§ GOAL
Gather all lines containing the string "document" and copy them out.

§ Data records
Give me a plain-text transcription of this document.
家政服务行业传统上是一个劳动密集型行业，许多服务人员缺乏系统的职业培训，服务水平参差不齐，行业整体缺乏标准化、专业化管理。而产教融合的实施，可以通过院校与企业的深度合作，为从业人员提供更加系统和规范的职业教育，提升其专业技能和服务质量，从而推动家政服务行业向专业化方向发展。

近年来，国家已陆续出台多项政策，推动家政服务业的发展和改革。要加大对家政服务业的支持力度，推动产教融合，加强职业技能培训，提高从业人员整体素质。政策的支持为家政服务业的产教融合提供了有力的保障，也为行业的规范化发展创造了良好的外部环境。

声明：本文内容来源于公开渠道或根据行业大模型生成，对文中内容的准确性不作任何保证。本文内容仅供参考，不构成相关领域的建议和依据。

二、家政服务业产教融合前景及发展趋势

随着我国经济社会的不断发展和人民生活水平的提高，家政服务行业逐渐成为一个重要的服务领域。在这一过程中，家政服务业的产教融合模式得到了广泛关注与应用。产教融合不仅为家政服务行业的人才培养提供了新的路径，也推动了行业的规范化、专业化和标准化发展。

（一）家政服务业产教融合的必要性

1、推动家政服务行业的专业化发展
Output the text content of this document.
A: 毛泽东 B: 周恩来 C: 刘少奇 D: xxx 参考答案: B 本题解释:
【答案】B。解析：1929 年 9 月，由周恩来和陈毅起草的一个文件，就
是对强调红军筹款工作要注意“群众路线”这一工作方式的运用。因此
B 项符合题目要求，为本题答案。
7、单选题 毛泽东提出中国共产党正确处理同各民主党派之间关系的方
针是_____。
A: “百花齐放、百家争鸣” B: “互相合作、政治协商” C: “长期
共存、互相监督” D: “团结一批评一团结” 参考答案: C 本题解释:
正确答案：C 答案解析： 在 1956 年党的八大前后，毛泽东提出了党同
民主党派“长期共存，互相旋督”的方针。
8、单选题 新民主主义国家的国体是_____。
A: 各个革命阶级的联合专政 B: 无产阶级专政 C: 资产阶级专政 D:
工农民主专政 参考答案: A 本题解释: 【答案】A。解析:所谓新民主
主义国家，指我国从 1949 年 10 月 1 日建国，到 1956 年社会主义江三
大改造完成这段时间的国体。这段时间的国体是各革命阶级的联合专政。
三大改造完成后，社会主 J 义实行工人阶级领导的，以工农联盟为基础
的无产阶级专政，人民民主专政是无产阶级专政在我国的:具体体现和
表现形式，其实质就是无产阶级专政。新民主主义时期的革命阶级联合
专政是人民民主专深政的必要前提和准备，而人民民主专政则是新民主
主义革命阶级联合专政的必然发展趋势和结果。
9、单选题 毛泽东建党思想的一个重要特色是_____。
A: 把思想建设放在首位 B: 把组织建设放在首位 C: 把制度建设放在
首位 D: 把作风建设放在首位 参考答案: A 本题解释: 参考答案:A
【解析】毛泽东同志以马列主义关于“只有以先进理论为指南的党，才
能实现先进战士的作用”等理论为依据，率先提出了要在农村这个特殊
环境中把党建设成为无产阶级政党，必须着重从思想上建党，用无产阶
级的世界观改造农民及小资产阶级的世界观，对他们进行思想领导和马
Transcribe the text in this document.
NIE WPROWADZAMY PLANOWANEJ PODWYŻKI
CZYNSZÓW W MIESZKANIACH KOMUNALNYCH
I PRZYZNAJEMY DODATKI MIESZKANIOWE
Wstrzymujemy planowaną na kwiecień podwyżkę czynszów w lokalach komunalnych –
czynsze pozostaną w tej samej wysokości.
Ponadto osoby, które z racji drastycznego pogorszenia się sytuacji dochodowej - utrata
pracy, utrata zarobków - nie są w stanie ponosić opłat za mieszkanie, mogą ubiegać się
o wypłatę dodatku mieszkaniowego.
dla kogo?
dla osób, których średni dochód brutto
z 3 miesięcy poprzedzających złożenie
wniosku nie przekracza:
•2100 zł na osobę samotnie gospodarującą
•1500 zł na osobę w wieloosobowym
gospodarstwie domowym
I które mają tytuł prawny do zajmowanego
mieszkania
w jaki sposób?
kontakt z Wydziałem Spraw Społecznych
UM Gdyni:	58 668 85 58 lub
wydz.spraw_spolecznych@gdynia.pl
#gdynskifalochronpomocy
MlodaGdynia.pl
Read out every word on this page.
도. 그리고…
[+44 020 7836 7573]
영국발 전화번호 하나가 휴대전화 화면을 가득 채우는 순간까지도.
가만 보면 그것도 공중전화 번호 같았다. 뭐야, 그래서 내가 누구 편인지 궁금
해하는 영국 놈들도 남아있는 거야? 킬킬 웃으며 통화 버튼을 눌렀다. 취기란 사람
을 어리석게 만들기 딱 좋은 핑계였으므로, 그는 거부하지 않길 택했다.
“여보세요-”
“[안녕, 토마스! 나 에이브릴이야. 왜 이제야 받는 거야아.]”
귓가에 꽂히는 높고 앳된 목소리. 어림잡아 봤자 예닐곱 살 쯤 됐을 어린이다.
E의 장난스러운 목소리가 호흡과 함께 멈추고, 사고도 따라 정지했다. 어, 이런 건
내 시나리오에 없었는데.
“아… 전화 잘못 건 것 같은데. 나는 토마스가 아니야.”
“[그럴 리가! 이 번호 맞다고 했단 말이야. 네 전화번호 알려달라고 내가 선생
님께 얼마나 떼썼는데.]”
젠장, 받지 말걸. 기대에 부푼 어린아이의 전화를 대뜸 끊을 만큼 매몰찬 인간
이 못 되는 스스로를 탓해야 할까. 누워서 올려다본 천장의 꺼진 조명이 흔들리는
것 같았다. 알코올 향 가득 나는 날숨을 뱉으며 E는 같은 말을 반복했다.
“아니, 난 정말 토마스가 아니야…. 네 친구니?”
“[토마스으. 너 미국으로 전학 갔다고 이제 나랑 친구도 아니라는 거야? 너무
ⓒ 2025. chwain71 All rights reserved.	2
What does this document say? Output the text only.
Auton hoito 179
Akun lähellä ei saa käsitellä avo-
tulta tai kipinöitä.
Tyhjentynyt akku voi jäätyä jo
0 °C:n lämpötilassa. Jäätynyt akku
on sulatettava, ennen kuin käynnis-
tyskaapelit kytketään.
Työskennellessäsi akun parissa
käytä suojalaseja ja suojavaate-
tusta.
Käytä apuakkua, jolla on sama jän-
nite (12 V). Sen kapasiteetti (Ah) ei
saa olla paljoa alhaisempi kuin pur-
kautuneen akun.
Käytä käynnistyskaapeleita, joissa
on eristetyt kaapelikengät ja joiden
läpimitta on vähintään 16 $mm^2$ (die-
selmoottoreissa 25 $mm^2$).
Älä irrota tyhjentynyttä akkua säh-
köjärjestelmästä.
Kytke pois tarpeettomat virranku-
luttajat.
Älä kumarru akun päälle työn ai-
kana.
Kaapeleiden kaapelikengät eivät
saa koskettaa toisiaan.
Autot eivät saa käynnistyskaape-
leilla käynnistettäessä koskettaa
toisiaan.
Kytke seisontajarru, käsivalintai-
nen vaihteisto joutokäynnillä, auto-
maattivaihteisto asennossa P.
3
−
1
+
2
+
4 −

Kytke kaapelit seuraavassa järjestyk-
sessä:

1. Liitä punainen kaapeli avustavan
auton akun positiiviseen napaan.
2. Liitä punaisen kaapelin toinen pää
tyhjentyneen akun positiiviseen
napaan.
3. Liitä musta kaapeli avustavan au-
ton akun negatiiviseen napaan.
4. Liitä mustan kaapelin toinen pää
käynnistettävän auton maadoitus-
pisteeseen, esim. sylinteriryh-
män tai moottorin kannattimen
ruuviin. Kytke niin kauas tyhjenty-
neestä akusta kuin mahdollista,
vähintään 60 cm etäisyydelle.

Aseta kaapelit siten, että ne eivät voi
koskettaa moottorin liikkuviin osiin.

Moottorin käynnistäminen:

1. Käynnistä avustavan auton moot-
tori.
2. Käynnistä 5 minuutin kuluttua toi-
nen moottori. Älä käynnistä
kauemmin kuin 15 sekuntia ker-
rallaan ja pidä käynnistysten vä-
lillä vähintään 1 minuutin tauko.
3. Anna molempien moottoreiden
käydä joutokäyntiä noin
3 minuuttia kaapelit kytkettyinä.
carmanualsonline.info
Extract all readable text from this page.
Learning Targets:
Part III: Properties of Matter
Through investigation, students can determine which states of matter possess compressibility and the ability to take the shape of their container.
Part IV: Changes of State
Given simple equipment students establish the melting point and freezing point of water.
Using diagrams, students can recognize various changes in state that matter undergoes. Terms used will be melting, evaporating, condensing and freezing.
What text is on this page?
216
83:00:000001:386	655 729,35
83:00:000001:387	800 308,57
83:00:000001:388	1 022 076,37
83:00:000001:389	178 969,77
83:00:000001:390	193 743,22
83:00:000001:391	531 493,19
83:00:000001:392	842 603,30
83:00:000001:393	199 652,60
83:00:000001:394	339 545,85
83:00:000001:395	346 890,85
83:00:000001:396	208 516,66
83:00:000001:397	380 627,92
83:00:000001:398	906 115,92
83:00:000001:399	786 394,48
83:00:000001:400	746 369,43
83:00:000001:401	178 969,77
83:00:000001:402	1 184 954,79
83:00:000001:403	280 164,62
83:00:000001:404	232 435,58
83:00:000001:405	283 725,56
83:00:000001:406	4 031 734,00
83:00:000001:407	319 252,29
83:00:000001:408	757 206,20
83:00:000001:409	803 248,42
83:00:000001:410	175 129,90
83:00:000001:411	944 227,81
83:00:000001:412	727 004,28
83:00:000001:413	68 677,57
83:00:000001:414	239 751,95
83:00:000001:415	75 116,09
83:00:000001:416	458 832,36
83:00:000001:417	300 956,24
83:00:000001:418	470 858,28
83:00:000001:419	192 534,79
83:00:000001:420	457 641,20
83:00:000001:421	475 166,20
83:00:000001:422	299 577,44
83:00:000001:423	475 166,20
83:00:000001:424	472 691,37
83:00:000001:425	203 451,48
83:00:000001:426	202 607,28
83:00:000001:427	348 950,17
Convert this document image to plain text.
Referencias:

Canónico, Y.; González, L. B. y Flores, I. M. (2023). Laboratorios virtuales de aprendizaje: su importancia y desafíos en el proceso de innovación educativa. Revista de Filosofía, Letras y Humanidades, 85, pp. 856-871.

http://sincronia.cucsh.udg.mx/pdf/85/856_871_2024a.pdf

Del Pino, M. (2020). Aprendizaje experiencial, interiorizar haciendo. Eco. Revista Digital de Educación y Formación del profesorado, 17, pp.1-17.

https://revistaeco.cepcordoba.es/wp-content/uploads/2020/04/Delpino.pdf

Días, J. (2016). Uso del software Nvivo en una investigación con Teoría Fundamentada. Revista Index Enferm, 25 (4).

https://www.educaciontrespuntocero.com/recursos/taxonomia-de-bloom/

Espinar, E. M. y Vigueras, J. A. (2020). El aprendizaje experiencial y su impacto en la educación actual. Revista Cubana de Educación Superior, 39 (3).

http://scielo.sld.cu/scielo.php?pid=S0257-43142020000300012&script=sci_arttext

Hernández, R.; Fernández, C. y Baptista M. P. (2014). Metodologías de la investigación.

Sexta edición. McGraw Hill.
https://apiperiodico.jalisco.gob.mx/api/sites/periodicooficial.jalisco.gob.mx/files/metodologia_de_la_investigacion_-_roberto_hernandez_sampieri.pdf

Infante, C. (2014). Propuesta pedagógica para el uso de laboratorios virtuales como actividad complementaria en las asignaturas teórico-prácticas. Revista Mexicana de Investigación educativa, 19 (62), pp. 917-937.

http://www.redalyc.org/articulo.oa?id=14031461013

§ WRITTEN SOLUTION
Give me a plain-text transcription of this document.
Output the text content of this document.
Transcribe the text in this document.
What does this document say? Output the text only.
Convert this document image to plain text.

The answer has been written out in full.